--- start of Input material ---

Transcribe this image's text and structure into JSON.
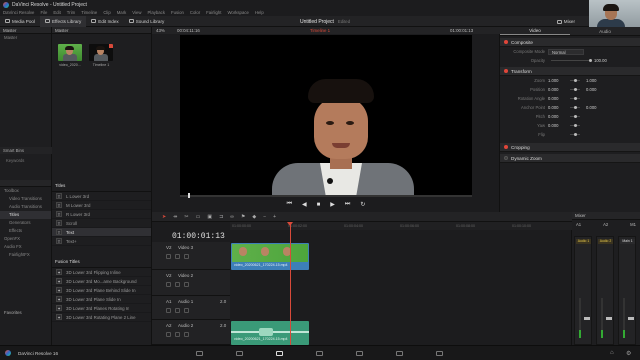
{
  "app": {
    "title": "DaVinci Resolve - Untitled Project",
    "brand": "DaVinci Resolve 16"
  },
  "menu": [
    "DaVinci Resolve",
    "File",
    "Edit",
    "Trim",
    "Timeline",
    "Clip",
    "Mark",
    "View",
    "Playback",
    "Fusion",
    "Color",
    "Fairlight",
    "Workspace",
    "Help"
  ],
  "toolbar": {
    "media_pool": "Media Pool",
    "effects_library": "Effects Library",
    "edit_index": "Edit Index",
    "sound_library": "Sound Library",
    "project_title": "Untitled Project",
    "project_status": "Edited",
    "mixer": "Mixer",
    "metadata": "Metadata"
  },
  "left_panel": {
    "header": "Master",
    "bins": [
      "Master"
    ],
    "smart_bins": "Smart Bins",
    "keywords": "Keywords"
  },
  "media_pool": {
    "clips": [
      {
        "label": "video_2020..."
      },
      {
        "label": "Timeline 1"
      }
    ]
  },
  "viewer": {
    "zoom": "43%",
    "timecode_left": "00:04:11:16",
    "timeline_name": "Timeline 1",
    "timecode_right": "01:00:01:13"
  },
  "inspector": {
    "tabs": [
      "Video",
      "Audio"
    ],
    "composite": {
      "title": "Composite",
      "mode_label": "Composite Mode",
      "mode_value": "Normal",
      "opacity_label": "Opacity",
      "opacity_value": "100.00"
    },
    "transform": {
      "title": "Transform",
      "props": [
        {
          "label": "Zoom",
          "x": "1.000",
          "y": "1.000"
        },
        {
          "label": "Position",
          "x": "0.000",
          "y": "0.000"
        },
        {
          "label": "Rotation Angle",
          "x": "0.000",
          "y": ""
        },
        {
          "label": "Anchor Point",
          "x": "0.000",
          "y": "0.000"
        },
        {
          "label": "Pitch",
          "x": "0.000",
          "y": ""
        },
        {
          "label": "Yaw",
          "x": "0.000",
          "y": ""
        },
        {
          "label": "Flip",
          "x": "",
          "y": ""
        }
      ]
    },
    "cropping": "Cropping",
    "dynamic_zoom": "Dynamic Zoom"
  },
  "toolbox": {
    "items": [
      {
        "label": "Toolbox",
        "level": "top"
      },
      {
        "label": "Video Transitions",
        "level": "child"
      },
      {
        "label": "Audio Transitions",
        "level": "child"
      },
      {
        "label": "Titles",
        "level": "child",
        "selected": true
      },
      {
        "label": "Generators",
        "level": "child"
      },
      {
        "label": "Effects",
        "level": "child"
      },
      {
        "label": "OpenFX",
        "level": "top"
      },
      {
        "label": "Audio FX",
        "level": "top"
      },
      {
        "label": "FairlightFX",
        "level": "child"
      }
    ],
    "favorites": "Favorites"
  },
  "titles": {
    "header": "Titles",
    "items": [
      "L Lower 3rd",
      "M Lower 3rd",
      "R Lower 3rd",
      "Scroll",
      "Text",
      "Text+"
    ],
    "fusion_header": "Fusion Titles",
    "fusion_items": [
      "3D Lower 3rd Flipping Inline",
      "3D Lower 3rd Mo...ame Background",
      "3D Lower 3rd Plane Behind Slide In",
      "3D Lower 3rd Plane Slide In",
      "3D Lower 3rd Planes Rotating In",
      "3D Lower 3rd Rotating Plane 2 Line"
    ]
  },
  "timeline": {
    "timecode": "01:00:01:13",
    "ruler": [
      "01:00:00:00",
      "01:00:02:00",
      "01:00:04:00",
      "01:00:06:00",
      "01:00:08:00",
      "01:00:10:00"
    ],
    "tracks": [
      {
        "id": "V2",
        "name": "Video 3"
      },
      {
        "id": "V2",
        "name": "Video 2"
      },
      {
        "id": "A1",
        "name": "Audio 1",
        "level": "2.0"
      },
      {
        "id": "A2",
        "name": "Audio 2",
        "level": "2.0"
      }
    ],
    "video_clip_label": "video_20200621_170224.15.mp4",
    "audio_clip_label": "video_20200621_170224.15.mp4"
  },
  "mixer": {
    "title": "Mixer",
    "channels": [
      "A1",
      "A2",
      "M1"
    ],
    "channel_names": [
      "Audio 1",
      "Audio 2",
      "Main 1"
    ]
  },
  "colors": {
    "accent": "#d84a3a",
    "video_clip": "#3d7fb8",
    "audio_clip": "#3a9a78"
  }
}
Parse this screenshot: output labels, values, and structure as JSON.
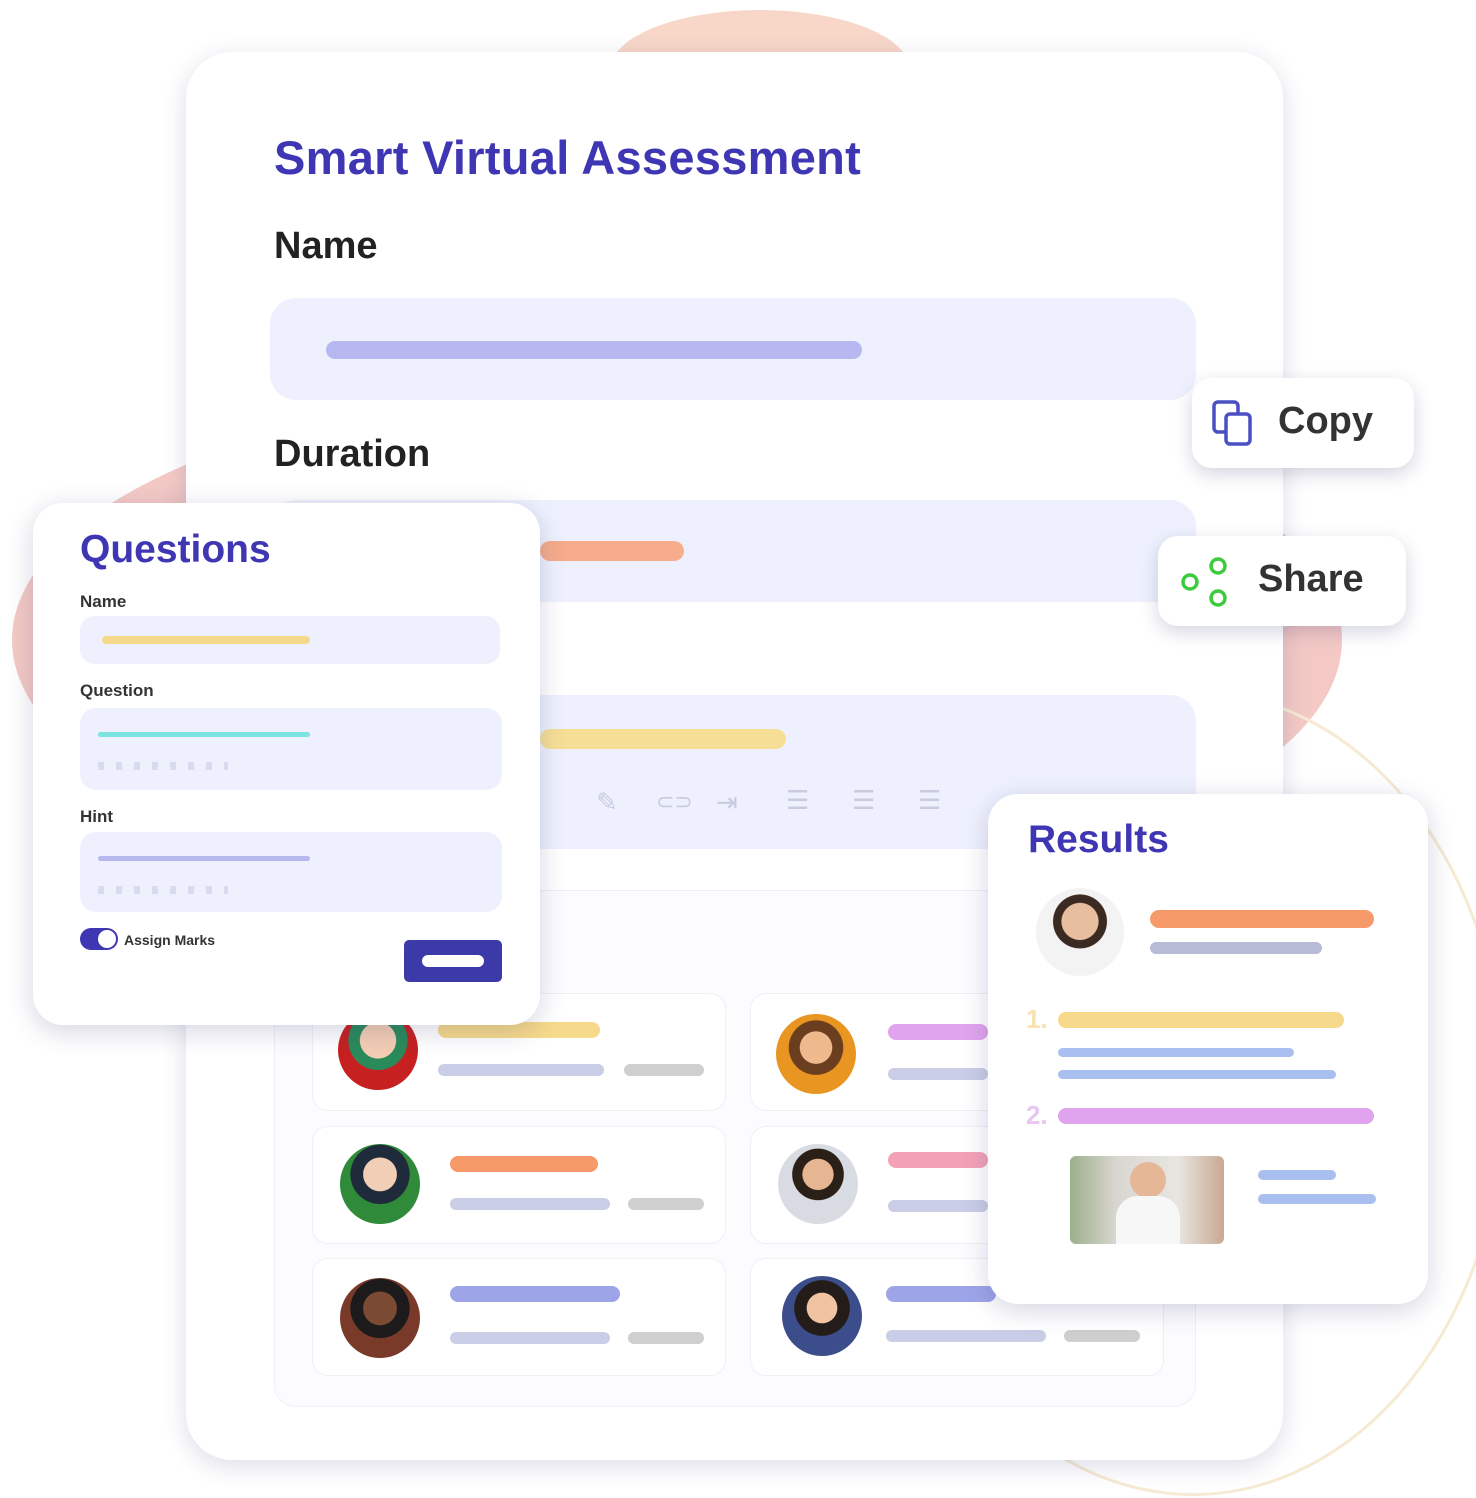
{
  "assessment": {
    "title": "Smart Virtual Assessment",
    "name_label": "Name",
    "duration_label": "Duration"
  },
  "actions": {
    "copy_label": "Copy",
    "copy_icon": "copy-icon",
    "share_label": "Share",
    "share_icon": "share-icon"
  },
  "questions_panel": {
    "title": "Questions",
    "name_label": "Name",
    "question_label": "Question",
    "hint_label": "Hint",
    "toggle_label": "Assign Marks",
    "toggle_on": true
  },
  "results_panel": {
    "title": "Results",
    "list_numbers": [
      "1.",
      "2."
    ]
  },
  "colors": {
    "brand": "#3f36b3",
    "field_bg": "#eef1fd",
    "orange": "#f79a6a",
    "yellow": "#f6d98a",
    "lavender": "#b6b8ef",
    "pink": "#f3a1b7",
    "purple": "#e0a3ee",
    "teal": "#7be3e0",
    "blue": "#a9bff0",
    "share_green": "#3ccb3c"
  }
}
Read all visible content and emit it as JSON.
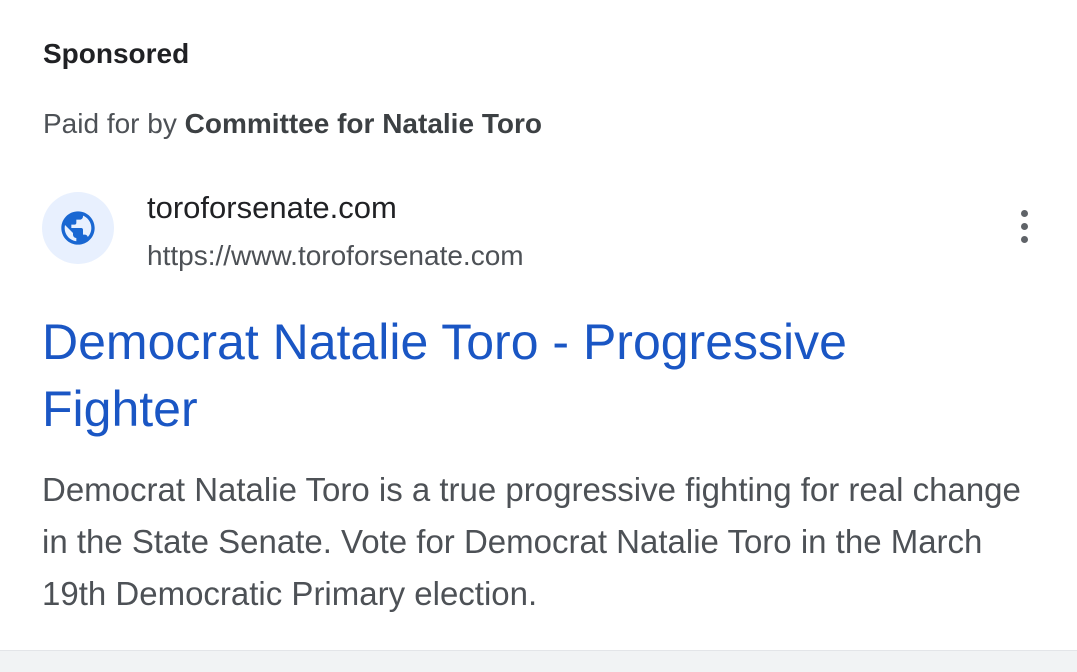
{
  "ad": {
    "label": "Sponsored",
    "paid_prefix": "Paid for by ",
    "sponsor": "Committee for Natalie Toro",
    "site_name": "toroforsenate.com",
    "site_url": "https://www.toroforsenate.com",
    "site_icon": "globe-icon",
    "headline": "Democrat Natalie Toro - Progressive Fighter",
    "description": "Democrat Natalie Toro is a true progressive fighting for real change in the State Senate. Vote for Democrat Natalie Toro in the March 19th Democratic Primary election."
  },
  "menu": {
    "icon": "more-vertical-icon"
  },
  "colors": {
    "link_blue": "#1a56c4",
    "icon_blue": "#1967d2",
    "icon_bg": "#e8f0fe",
    "secondary_text": "#4d5156",
    "primary_text": "#202124"
  }
}
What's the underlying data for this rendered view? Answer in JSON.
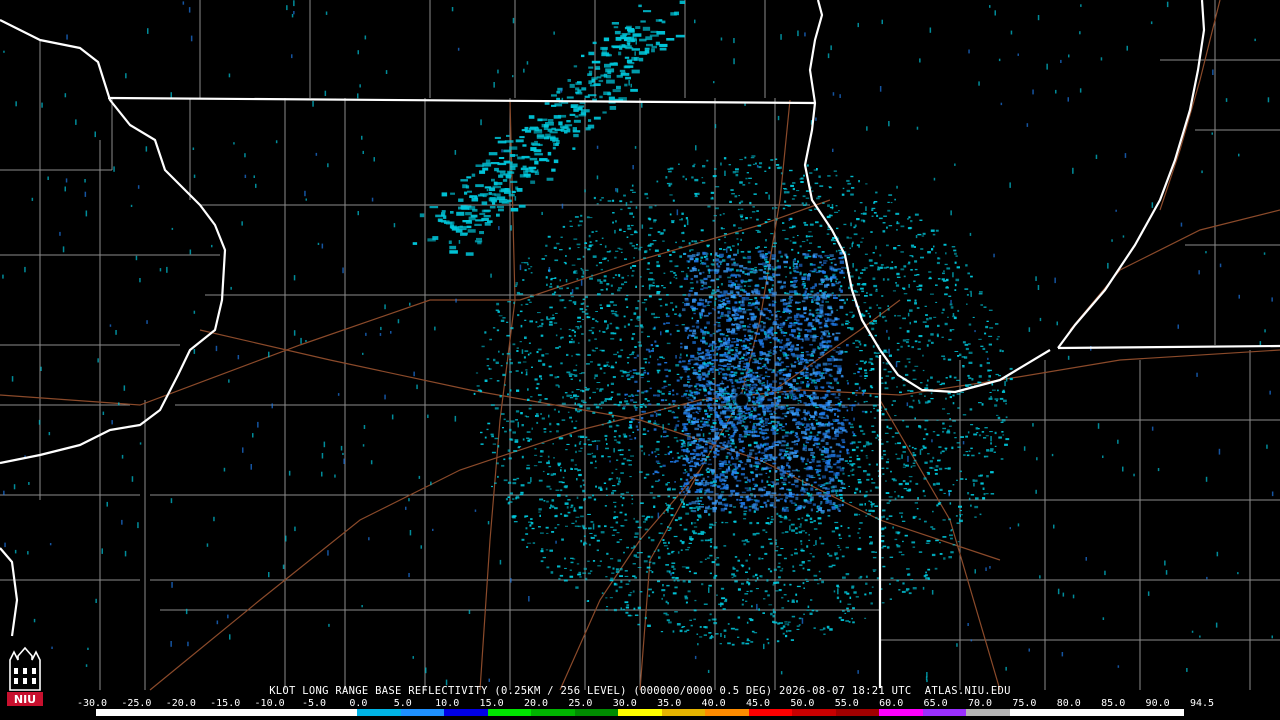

--- end of Input material ---

Your instructions
Repeat the lines above exactly, and keep every picture out.

Exercise solution
Transcribe this image's text and structure into JSON.
{
  "app": {
    "title": "DaVinci Resolve - Untitled Project",
    "brand": "DaVinci Resolve 16"
  },
  "menu": [
    "DaVinci Resolve",
    "File",
    "Edit",
    "Trim",
    "Timeline",
    "Clip",
    "Mark",
    "View",
    "Playback",
    "Fusion",
    "Color",
    "Fairlight",
    "Workspace",
    "Help"
  ],
  "toolbar": {
    "media_pool": "Media Pool",
    "effects_library": "Effects Library",
    "edit_index": "Edit Index",
    "sound_library": "Sound Library",
    "project_title": "Untitled Project",
    "project_status": "Edited",
    "mixer": "Mixer",
    "metadata": "Metadata"
  },
  "left_panel": {
    "header": "Master",
    "bins": [
      "Master"
    ],
    "smart_bins": "Smart Bins",
    "keywords": "Keywords"
  },
  "media_pool": {
    "clips": [
      {
        "label": "video_2020..."
      },
      {
        "label": "Timeline 1"
      }
    ]
  },
  "viewer": {
    "zoom": "43%",
    "timecode_left": "00:04:11:16",
    "timeline_name": "Timeline 1",
    "timecode_right": "01:00:01:13"
  },
  "inspector": {
    "tabs": [
      "Video",
      "Audio"
    ],
    "composite": {
      "title": "Composite",
      "mode_label": "Composite Mode",
      "mode_value": "Normal",
      "opacity_label": "Opacity",
      "opacity_value": "100.00"
    },
    "transform": {
      "title": "Transform",
      "props": [
        {
          "label": "Zoom",
          "x": "1.000",
          "y": "1.000"
        },
        {
          "label": "Position",
          "x": "0.000",
          "y": "0.000"
        },
        {
          "label": "Rotation Angle",
          "x": "0.000",
          "y": ""
        },
        {
          "label": "Anchor Point",
          "x": "0.000",
          "y": "0.000"
        },
        {
          "label": "Pitch",
          "x": "0.000",
          "y": ""
        },
        {
          "label": "Yaw",
          "x": "0.000",
          "y": ""
        },
        {
          "label": "Flip",
          "x": "",
          "y": ""
        }
      ]
    },
    "cropping": "Cropping",
    "dynamic_zoom": "Dynamic Zoom"
  },
  "toolbox": {
    "items": [
      {
        "label": "Toolbox",
        "level": "top"
      },
      {
        "label": "Video Transitions",
        "level": "child"
      },
      {
        "label": "Audio Transitions",
        "level": "child"
      },
      {
        "label": "Titles",
        "level": "child",
        "selected": true
      },
      {
        "label": "Generators",
        "level": "child"
      },
      {
        "label": "Effects",
        "level": "child"
      },
      {
        "label": "OpenFX",
        "level": "top"
      },
      {
        "label": "Audio FX",
        "level": "top"
      },
      {
        "label": "FairlightFX",
        "level": "child"
      }
    ],
    "favorites": "Favorites"
  },
  "titles": {
    "header": "Titles",
    "items": [
      "L Lower 3rd",
      "M Lower 3rd",
      "R Lower 3rd",
      "Scroll",
      "Text",
      "Text+"
    ],
    "fusion_header": "Fusion Titles",
    "fusion_items": [
      "3D Lower 3rd Flipping Inline",
      "3D Lower 3rd Mo...ame Background",
      "3D Lower 3rd Plane Behind Slide In",
      "3D Lower 3rd Plane Slide In",
      "3D Lower 3rd Planes Rotating In",
      "3D Lower 3rd Rotating Plane 2 Line"
    ]
  },
  "timeline": {
    "timecode": "01:00:01:13",
    "ruler": [
      "01:00:00:00",
      "01:00:02:00",
      "01:00:04:00",
      "01:00:06:00",
      "01:00:08:00",
      "01:00:10:00"
    ],
    "tracks": [
      {
        "id": "V2",
        "name": "Video 3"
      },
      {
        "id": "V2",
        "name": "Video 2"
      },
      {
        "id": "A1",
        "name": "Audio 1",
        "level": "2.0"
      },
      {
        "id": "A2",
        "name": "Audio 2",
        "level": "2.0"
      }
    ],
    "video_clip_label": "video_20200621_170224.15.mp4",
    "audio_clip_label": "video_20200621_170224.15.mp4"
  },
  "mixer": {
    "title": "Mixer",
    "channels": [
      "A1",
      "A2",
      "M1"
    ],
    "channel_names": [
      "Audio 1",
      "Audio 2",
      "Main 1"
    ]
  },
  "colors": {
    "accent": "#d84a3a",
    "video_clip": "#3d7fb8",
    "audio_clip": "#3a9a78"
  }
}
Parse this screenshot: output labels, values, and structure as JSON.
{
  "assessment": {
    "title": "Smart Virtual Assessment",
    "name_label": "Name",
    "duration_label": "Duration"
  },
  "actions": {
    "copy_label": "Copy",
    "copy_icon": "copy-icon",
    "share_label": "Share",
    "share_icon": "share-icon"
  },
  "questions_panel": {
    "title": "Questions",
    "name_label": "Name",
    "question_label": "Question",
    "hint_label": "Hint",
    "toggle_label": "Assign Marks",
    "toggle_on": true
  },
  "results_panel": {
    "title": "Results",
    "list_numbers": [
      "1.",
      "2."
    ]
  },
  "colors": {
    "brand": "#3f36b3",
    "field_bg": "#eef1fd",
    "orange": "#f79a6a",
    "yellow": "#f6d98a",
    "lavender": "#b6b8ef",
    "pink": "#f3a1b7",
    "purple": "#e0a3ee",
    "teal": "#7be3e0",
    "blue": "#a9bff0",
    "share_green": "#3ccb3c"
  }
}
Read all visible content and emit it as JSON.
{
  "ad": {
    "label": "Sponsored",
    "paid_prefix": "Paid for by ",
    "sponsor": "Committee for Natalie Toro",
    "site_name": "toroforsenate.com",
    "site_url": "https://www.toroforsenate.com",
    "site_icon": "globe-icon",
    "headline": "Democrat Natalie Toro - Progressive Fighter",
    "description": "Democrat Natalie Toro is a true progressive fighting for real change in the State Senate. Vote for Democrat Natalie Toro in the March 19th Democratic Primary election."
  },
  "menu": {
    "icon": "more-vertical-icon"
  },
  "colors": {
    "link_blue": "#1a56c4",
    "icon_blue": "#1967d2",
    "icon_bg": "#e8f0fe",
    "secondary_text": "#4d5156",
    "primary_text": "#202124"
  }
}
What's the underlying data for this rendered view? Answer in JSON.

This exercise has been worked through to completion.